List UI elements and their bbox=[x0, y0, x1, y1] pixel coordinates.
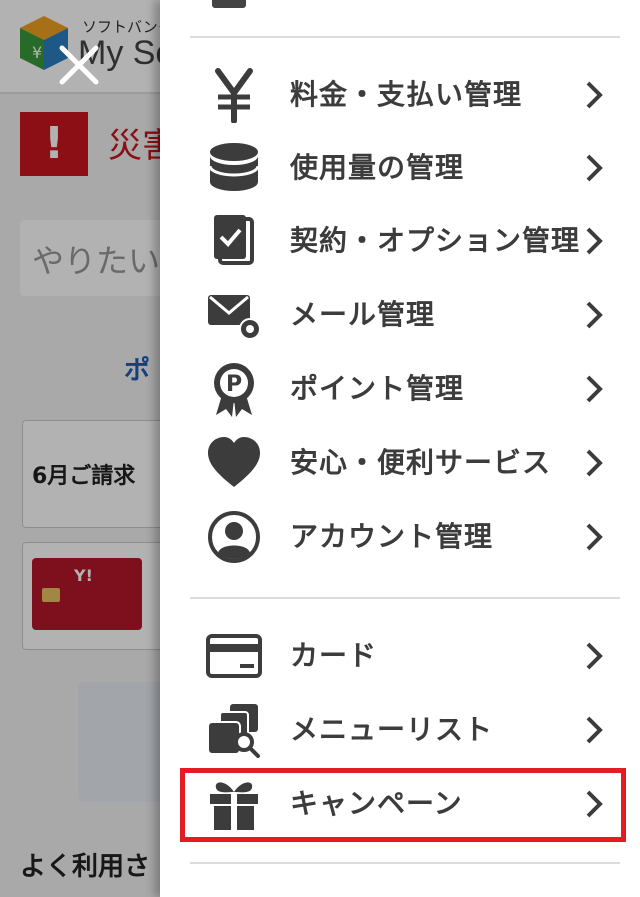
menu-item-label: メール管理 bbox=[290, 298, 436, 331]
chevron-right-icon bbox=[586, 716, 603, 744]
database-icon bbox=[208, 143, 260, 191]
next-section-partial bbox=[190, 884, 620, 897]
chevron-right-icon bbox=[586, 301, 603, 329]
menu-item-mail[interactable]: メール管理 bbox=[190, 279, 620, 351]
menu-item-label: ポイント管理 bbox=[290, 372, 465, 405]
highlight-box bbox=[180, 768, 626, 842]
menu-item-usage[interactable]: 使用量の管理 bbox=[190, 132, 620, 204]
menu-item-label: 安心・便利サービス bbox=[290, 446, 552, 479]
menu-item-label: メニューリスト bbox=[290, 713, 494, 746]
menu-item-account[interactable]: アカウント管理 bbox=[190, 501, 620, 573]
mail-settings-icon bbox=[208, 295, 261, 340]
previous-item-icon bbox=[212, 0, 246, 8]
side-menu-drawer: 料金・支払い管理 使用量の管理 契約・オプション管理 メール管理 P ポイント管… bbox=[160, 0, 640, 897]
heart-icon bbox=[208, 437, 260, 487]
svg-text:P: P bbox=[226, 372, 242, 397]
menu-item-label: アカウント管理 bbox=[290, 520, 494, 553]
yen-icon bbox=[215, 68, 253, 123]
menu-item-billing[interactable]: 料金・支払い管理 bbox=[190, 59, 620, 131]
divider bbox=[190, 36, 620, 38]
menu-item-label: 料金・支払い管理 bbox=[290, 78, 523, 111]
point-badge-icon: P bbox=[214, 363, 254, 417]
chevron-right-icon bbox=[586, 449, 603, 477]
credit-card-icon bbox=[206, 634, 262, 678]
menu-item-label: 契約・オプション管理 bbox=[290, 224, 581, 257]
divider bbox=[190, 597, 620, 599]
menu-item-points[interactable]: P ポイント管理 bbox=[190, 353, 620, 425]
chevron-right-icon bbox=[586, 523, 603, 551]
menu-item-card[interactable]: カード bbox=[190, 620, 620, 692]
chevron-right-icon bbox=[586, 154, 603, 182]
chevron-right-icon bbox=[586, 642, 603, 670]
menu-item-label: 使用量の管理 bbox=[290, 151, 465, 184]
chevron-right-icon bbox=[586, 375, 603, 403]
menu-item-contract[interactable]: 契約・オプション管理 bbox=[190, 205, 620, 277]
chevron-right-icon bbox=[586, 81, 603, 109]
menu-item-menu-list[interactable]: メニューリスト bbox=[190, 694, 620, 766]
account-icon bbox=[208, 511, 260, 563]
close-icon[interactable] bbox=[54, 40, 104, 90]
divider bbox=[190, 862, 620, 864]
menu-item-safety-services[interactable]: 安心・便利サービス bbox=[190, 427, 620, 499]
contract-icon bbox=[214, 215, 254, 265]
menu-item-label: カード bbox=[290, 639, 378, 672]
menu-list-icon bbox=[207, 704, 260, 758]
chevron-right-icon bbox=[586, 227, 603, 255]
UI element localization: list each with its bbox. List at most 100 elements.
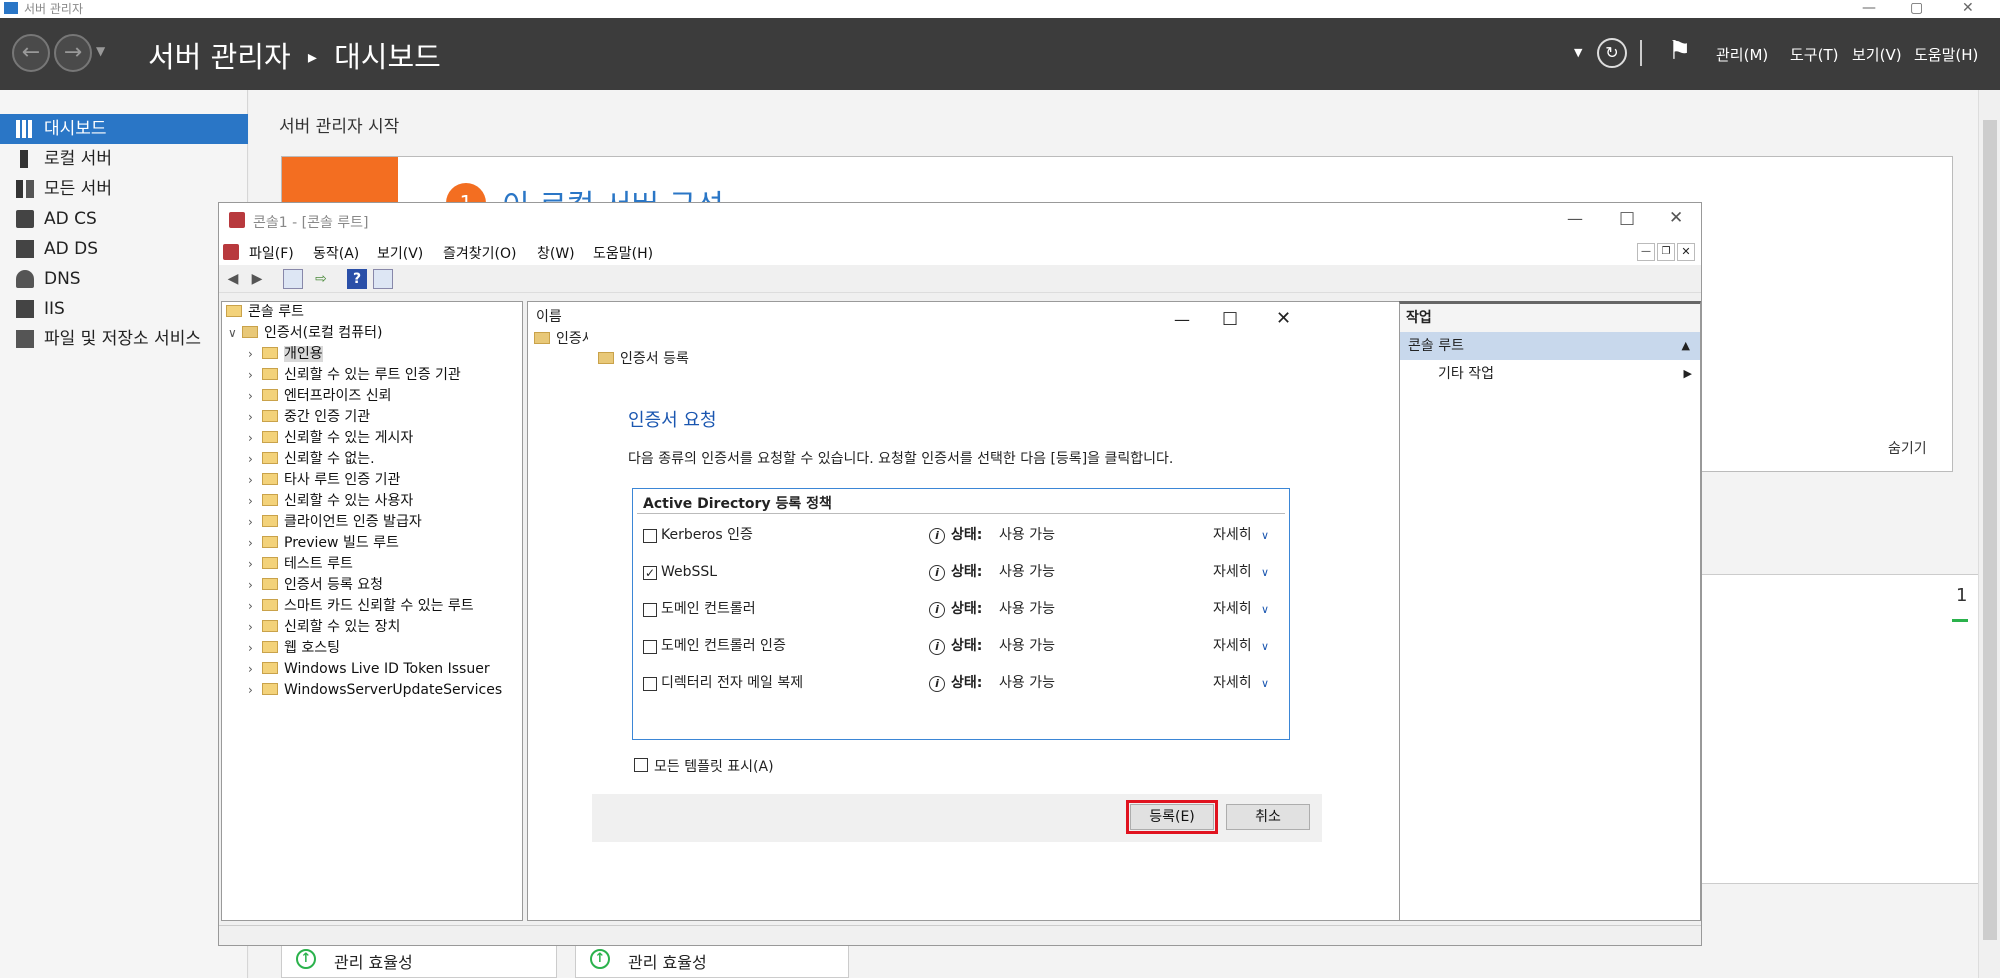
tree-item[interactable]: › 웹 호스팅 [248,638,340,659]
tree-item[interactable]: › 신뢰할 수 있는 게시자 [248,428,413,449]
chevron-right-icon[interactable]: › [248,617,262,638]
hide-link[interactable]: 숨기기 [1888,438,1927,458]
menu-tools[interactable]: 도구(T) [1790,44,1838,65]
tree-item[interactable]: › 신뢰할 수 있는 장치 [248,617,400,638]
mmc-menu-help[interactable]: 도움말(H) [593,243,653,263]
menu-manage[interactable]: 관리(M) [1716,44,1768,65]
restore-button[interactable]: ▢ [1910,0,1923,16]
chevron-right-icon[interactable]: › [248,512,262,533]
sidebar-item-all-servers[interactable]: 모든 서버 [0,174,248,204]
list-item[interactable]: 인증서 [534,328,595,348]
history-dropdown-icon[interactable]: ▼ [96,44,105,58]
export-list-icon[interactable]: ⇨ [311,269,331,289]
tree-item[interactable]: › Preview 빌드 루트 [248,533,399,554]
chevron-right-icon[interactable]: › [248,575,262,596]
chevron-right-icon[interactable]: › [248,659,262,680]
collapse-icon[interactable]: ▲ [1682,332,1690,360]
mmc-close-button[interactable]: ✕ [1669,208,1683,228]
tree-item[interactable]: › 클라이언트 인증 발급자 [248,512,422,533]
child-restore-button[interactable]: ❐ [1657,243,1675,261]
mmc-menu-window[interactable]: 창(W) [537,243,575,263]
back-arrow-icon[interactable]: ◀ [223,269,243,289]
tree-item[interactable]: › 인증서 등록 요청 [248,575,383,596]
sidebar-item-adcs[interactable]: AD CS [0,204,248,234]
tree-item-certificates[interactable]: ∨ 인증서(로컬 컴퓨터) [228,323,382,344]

..............................

» **WORK TO COMPLETE**:
Can you write out all of the records above again, swapping "chevron-right-icon" for "arrow-right-icon" everywhere it occurs, changing nothing else, and leaving out the pictures?

» **FULL ANSWER**:
List UI elements and their bbox=[x0, y0, x1, y1] pixel coordinates.
menu-item-label: メール管理 bbox=[290, 298, 436, 331]
arrow-right-icon bbox=[586, 716, 603, 744]
database-icon bbox=[208, 143, 260, 191]
next-section-partial bbox=[190, 884, 620, 897]
arrow-right-icon bbox=[586, 301, 603, 329]
menu-item-mail[interactable]: メール管理 bbox=[190, 279, 620, 351]
menu-item-label: ポイント管理 bbox=[290, 372, 465, 405]
highlight-box bbox=[180, 768, 626, 842]
menu-item-usage[interactable]: 使用量の管理 bbox=[190, 132, 620, 204]
menu-item-label: 安心・便利サービス bbox=[290, 446, 552, 479]
menu-item-label: メニューリスト bbox=[290, 713, 494, 746]
menu-item-account[interactable]: アカウント管理 bbox=[190, 501, 620, 573]
mail-settings-icon bbox=[208, 295, 261, 340]
previous-item-icon bbox=[212, 0, 246, 8]
side-menu-drawer: 料金・支払い管理 使用量の管理 契約・オプション管理 メール管理 P ポイント管… bbox=[160, 0, 640, 897]
heart-icon bbox=[208, 437, 260, 487]
svg-text:P: P bbox=[226, 372, 242, 397]
menu-item-label: アカウント管理 bbox=[290, 520, 494, 553]
yen-icon bbox=[215, 68, 253, 123]
menu-item-billing[interactable]: 料金・支払い管理 bbox=[190, 59, 620, 131]
divider bbox=[190, 36, 620, 38]
menu-item-label: 料金・支払い管理 bbox=[290, 78, 523, 111]
point-badge-icon: P bbox=[214, 363, 254, 417]
arrow-right-icon bbox=[586, 449, 603, 477]
credit-card-icon bbox=[206, 634, 262, 678]
menu-item-label: 契約・オプション管理 bbox=[290, 224, 581, 257]
divider bbox=[190, 597, 620, 599]
menu-item-points[interactable]: P ポイント管理 bbox=[190, 353, 620, 425]
arrow-right-icon bbox=[586, 523, 603, 551]
menu-item-card[interactable]: カード bbox=[190, 620, 620, 692]
arrow-right-icon bbox=[586, 154, 603, 182]
arrow-right-icon bbox=[586, 642, 603, 670]
menu-item-label: 使用量の管理 bbox=[290, 151, 465, 184]
arrow-right-icon bbox=[586, 375, 603, 403]
menu-item-contract[interactable]: 契約・オプション管理 bbox=[190, 205, 620, 277]
arrow-right-icon bbox=[586, 81, 603, 109]
menu-item-menu-list[interactable]: メニューリスト bbox=[190, 694, 620, 766]
account-icon bbox=[208, 511, 260, 563]
close-icon[interactable] bbox=[54, 40, 104, 90]
divider bbox=[190, 862, 620, 864]
menu-item-safety-services[interactable]: 安心・便利サービス bbox=[190, 427, 620, 499]
contract-icon bbox=[214, 215, 254, 265]
menu-item-label: カード bbox=[290, 639, 378, 672]
menu-list-icon bbox=[207, 704, 260, 758]
arrow-right-icon bbox=[586, 227, 603, 255]
UI element localization: list each with its bbox. List at most 100 elements.
tree-item[interactable]: › 웹 호스팅 [248,638,340,659]
tree-item[interactable]: › 신뢰할 수 있는 게시자 [248,428,413,449]
arrow-right-icon[interactable]: › [248,617,262,638]
hide-link[interactable]: 숨기기 [1888,438,1927,458]
menu-tools[interactable]: 도구(T) [1790,44,1838,65]
tree-item[interactable]: › 신뢰할 수 있는 장치 [248,617,400,638]
mmc-menu-help[interactable]: 도움말(H) [593,243,653,263]
menu-manage[interactable]: 관리(M) [1716,44,1768,65]
restore-button[interactable]: ▢ [1910,0,1923,16]
arrow-right-icon[interactable]: › [248,512,262,533]
sidebar-item-all-servers[interactable]: 모든 서버 [0,174,248,204]
list-item[interactable]: 인증서 [534,328,595,348]
history-dropdown-icon[interactable]: ▼ [96,44,105,58]
export-list-icon[interactable]: ⇨ [311,269,331,289]
tree-item[interactable]: › Preview 빌드 루트 [248,533,399,554]
arrow-right-icon[interactable]: › [248,575,262,596]
arrow-right-icon[interactable]: › [248,659,262,680]
collapse-icon[interactable]: ▲ [1682,332,1690,360]
mmc-close-button[interactable]: ✕ [1669,208,1683,228]
tree-item[interactable]: › 클라이언트 인증 발급자 [248,512,422,533]
child-restore-button[interactable]: ❐ [1657,243,1675,261]
mmc-menu-window[interactable]: 창(W) [537,243,575,263]
back-arrow-icon[interactable]: ◀ [223,269,243,289]
tree-item[interactable]: › 인증서 등록 요청 [248,575,383,596]
sidebar-item-adcs[interactable]: AD CS [0,204,248,234]
tree-item-certificates[interactable]: ∨ 인증서(로컬 컴퓨터) [228,323,382,344]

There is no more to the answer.